> RECORDS SHOWN
╭──
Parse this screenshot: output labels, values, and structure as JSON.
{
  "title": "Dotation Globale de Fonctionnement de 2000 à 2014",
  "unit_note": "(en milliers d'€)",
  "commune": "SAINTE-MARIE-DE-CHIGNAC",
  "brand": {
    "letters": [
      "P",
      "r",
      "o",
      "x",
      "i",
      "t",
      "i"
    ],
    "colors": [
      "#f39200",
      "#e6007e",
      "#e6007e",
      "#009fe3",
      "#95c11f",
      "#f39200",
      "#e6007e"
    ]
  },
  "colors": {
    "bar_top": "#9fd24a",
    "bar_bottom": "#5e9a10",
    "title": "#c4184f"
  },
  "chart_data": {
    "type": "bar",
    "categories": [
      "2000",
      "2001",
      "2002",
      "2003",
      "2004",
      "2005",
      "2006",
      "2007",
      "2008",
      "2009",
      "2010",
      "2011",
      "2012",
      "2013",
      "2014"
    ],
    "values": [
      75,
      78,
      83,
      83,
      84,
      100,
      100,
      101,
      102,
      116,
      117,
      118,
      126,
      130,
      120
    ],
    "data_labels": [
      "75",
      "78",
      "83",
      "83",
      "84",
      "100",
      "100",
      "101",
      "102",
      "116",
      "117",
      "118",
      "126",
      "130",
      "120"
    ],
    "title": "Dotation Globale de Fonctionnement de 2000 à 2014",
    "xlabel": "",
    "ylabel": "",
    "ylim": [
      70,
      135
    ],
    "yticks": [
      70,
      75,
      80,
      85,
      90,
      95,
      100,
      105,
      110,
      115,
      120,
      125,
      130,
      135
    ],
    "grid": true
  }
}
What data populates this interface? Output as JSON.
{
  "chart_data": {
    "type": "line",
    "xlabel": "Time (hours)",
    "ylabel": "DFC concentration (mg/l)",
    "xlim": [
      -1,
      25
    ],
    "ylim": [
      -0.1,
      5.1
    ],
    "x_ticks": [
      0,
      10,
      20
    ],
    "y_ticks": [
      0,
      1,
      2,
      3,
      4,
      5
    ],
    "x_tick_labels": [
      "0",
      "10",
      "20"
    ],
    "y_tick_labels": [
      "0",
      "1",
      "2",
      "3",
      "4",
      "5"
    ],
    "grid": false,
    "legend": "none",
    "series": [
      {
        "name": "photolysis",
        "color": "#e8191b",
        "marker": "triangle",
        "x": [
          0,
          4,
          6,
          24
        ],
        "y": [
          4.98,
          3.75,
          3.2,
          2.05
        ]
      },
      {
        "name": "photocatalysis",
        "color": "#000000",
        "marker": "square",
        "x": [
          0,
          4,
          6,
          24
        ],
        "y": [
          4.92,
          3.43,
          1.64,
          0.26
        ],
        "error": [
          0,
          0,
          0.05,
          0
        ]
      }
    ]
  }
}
╰──
╭──
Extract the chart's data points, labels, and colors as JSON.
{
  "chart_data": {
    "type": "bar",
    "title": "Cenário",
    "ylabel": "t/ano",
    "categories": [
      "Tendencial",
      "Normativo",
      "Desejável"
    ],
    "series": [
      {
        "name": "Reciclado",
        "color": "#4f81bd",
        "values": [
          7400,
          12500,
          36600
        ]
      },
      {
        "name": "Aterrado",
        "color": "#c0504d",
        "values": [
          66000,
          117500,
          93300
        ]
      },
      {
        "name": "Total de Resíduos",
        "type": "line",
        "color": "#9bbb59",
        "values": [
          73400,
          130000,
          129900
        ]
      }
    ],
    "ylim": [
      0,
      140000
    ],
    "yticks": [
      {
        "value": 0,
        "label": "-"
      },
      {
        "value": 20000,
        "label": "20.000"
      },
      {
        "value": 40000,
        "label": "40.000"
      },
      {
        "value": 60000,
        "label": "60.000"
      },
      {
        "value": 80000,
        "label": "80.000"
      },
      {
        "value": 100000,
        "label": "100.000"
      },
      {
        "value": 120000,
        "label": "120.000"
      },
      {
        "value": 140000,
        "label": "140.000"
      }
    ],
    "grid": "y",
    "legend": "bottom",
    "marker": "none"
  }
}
╰──
> AIM
Supply the count of lines in the entries that contain the word "colors", and nothing besides.

> CORRECT OUTPUT
3